— RECORD EXTRACTS —

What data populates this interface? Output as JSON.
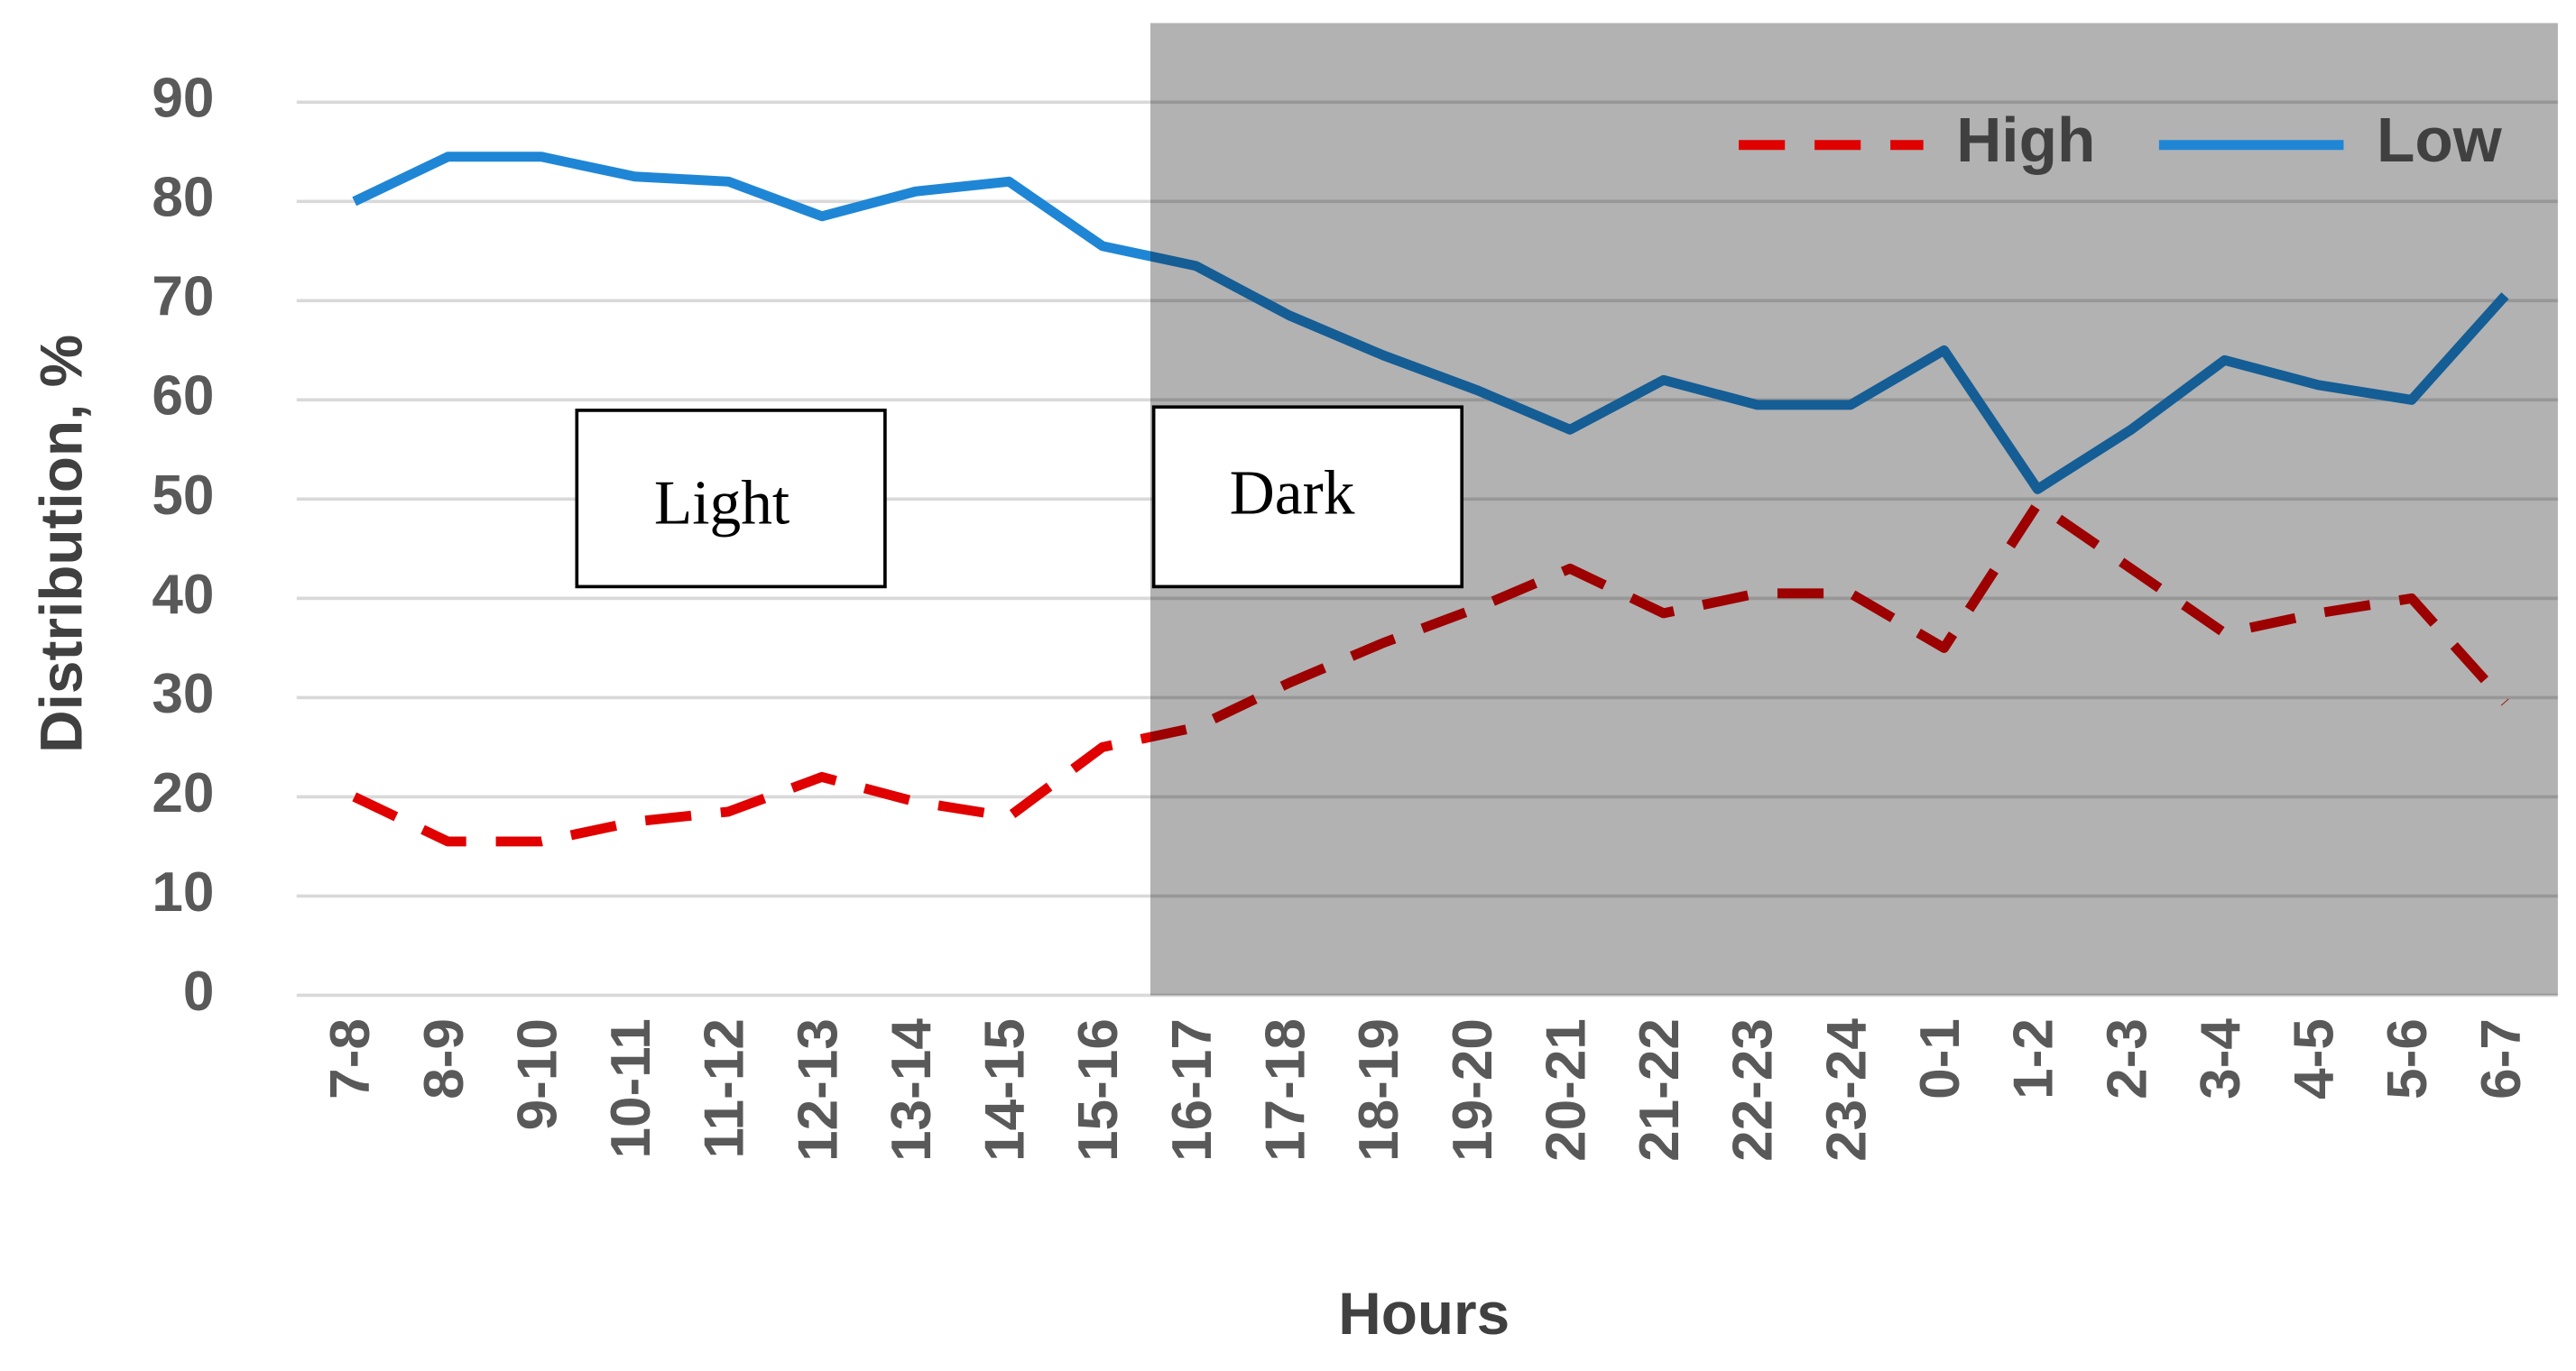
{
  "chart_data": {
    "type": "line",
    "x_label": "Hours",
    "y_label": "Distribution, %",
    "categories": [
      "7-8",
      "8-9",
      "9-10",
      "10-11",
      "11-12",
      "12-13",
      "13-14",
      "14-15",
      "15-16",
      "16-17",
      "17-18",
      "18-19",
      "19-20",
      "20-21",
      "21-22",
      "22-23",
      "23-24",
      "0-1",
      "1-2",
      "2-3",
      "3-4",
      "4-5",
      "5-6",
      "6-7"
    ],
    "series": [
      {
        "name": "High",
        "color": "#e00000",
        "line_style": "dashed",
        "values": [
          20,
          15.5,
          15.5,
          17.5,
          18.5,
          22,
          19.5,
          18,
          25,
          27,
          31.5,
          35.5,
          39,
          43,
          38.5,
          40.5,
          40.5,
          35,
          49.5,
          43,
          36.5,
          38.5,
          40,
          29.5
        ]
      },
      {
        "name": "Low",
        "color": "#1f86d6",
        "line_style": "solid",
        "values": [
          80,
          84.5,
          84.5,
          82.5,
          82,
          78.5,
          81,
          82,
          75.5,
          73.5,
          68.5,
          64.5,
          61,
          57,
          62,
          59.5,
          59.5,
          65,
          51,
          57,
          64,
          61.5,
          60,
          70.5
        ]
      }
    ],
    "ylim": [
      0,
      90
    ],
    "yticks": [
      0,
      10,
      20,
      30,
      40,
      50,
      60,
      70,
      80,
      90
    ],
    "grid": true,
    "legend_position": "top-right",
    "annotations": [
      {
        "text": "Light"
      },
      {
        "text": "Dark"
      }
    ]
  }
}
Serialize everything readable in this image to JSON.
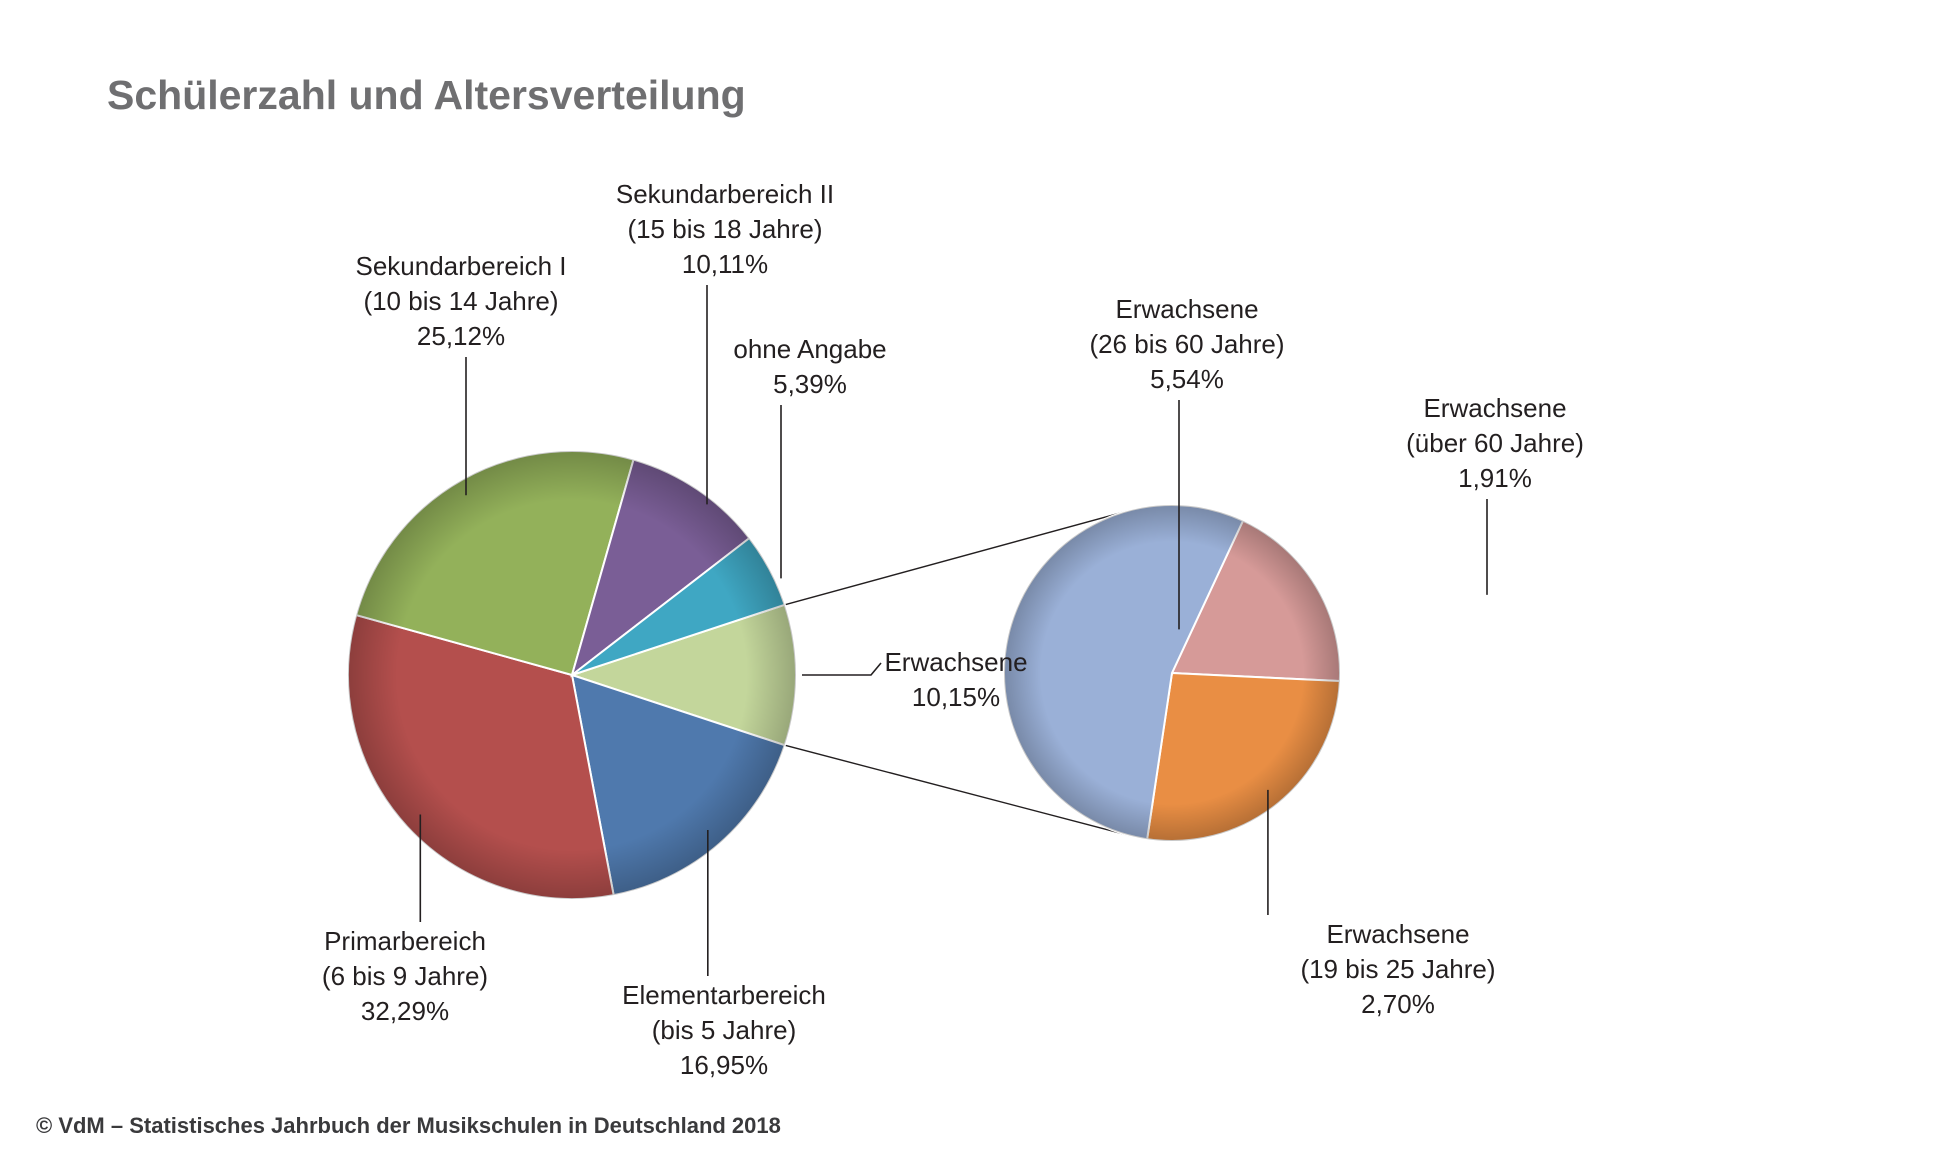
{
  "title": "Schülerzahl und Altersverteilung",
  "source": "© VdM – Statistisches Jahrbuch der Musikschulen in Deutschland 2018",
  "chart_data": [
    {
      "type": "pie",
      "slices": [
        {
          "key": "erwachsene",
          "lines": [
            "Erwachsene"
          ],
          "value_label": "10,15%",
          "value": 10.15,
          "color": "#c3d69b"
        },
        {
          "key": "elementar",
          "lines": [
            "Elementarbereich",
            "(bis 5 Jahre)"
          ],
          "value_label": "16,95%",
          "value": 16.95,
          "color": "#4f79ad"
        },
        {
          "key": "primar",
          "lines": [
            "Primarbereich",
            "(6 bis 9 Jahre)"
          ],
          "value_label": "32,29%",
          "value": 32.29,
          "color": "#b44f4d"
        },
        {
          "key": "sek1",
          "lines": [
            "Sekundarbereich I",
            "(10 bis 14 Jahre)"
          ],
          "value_label": "25,12%",
          "value": 25.12,
          "color": "#93b15a"
        },
        {
          "key": "sek2",
          "lines": [
            "Sekundarbereich II",
            "(15 bis 18 Jahre)"
          ],
          "value_label": "10,11%",
          "value": 10.11,
          "color": "#7a5e96"
        },
        {
          "key": "ohne",
          "lines": [
            "ohne Angabe"
          ],
          "value_label": "5,39%",
          "value": 5.39,
          "color": "#3fa7c3"
        }
      ]
    },
    {
      "type": "pie",
      "slices": [
        {
          "key": "e60",
          "lines": [
            "Erwachsene",
            "(über 60 Jahre)"
          ],
          "value_label": "1,91%",
          "value": 1.91,
          "color": "#d69a98"
        },
        {
          "key": "e19",
          "lines": [
            "Erwachsene",
            "(19 bis 25 Jahre)"
          ],
          "value_label": "2,70%",
          "value": 2.7,
          "color": "#e98e44"
        },
        {
          "key": "e26",
          "lines": [
            "Erwachsene",
            "(26 bis 60 Jahre)"
          ],
          "value_label": "5,54%",
          "value": 5.54,
          "color": "#9ab0d7"
        }
      ]
    }
  ]
}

— AIM —
From the data above, gather every line that includes the word "Jahre".

— TASK SOLUTION —
            "(bis 5 Jahre)"
            "(6 bis 9 Jahre)"
            "(10 bis 14 Jahre)"
            "(15 bis 18 Jahre)"
            "(über 60 Jahre)"
            "(19 bis 25 Jahre)"
            "(26 bis 60 Jahre)"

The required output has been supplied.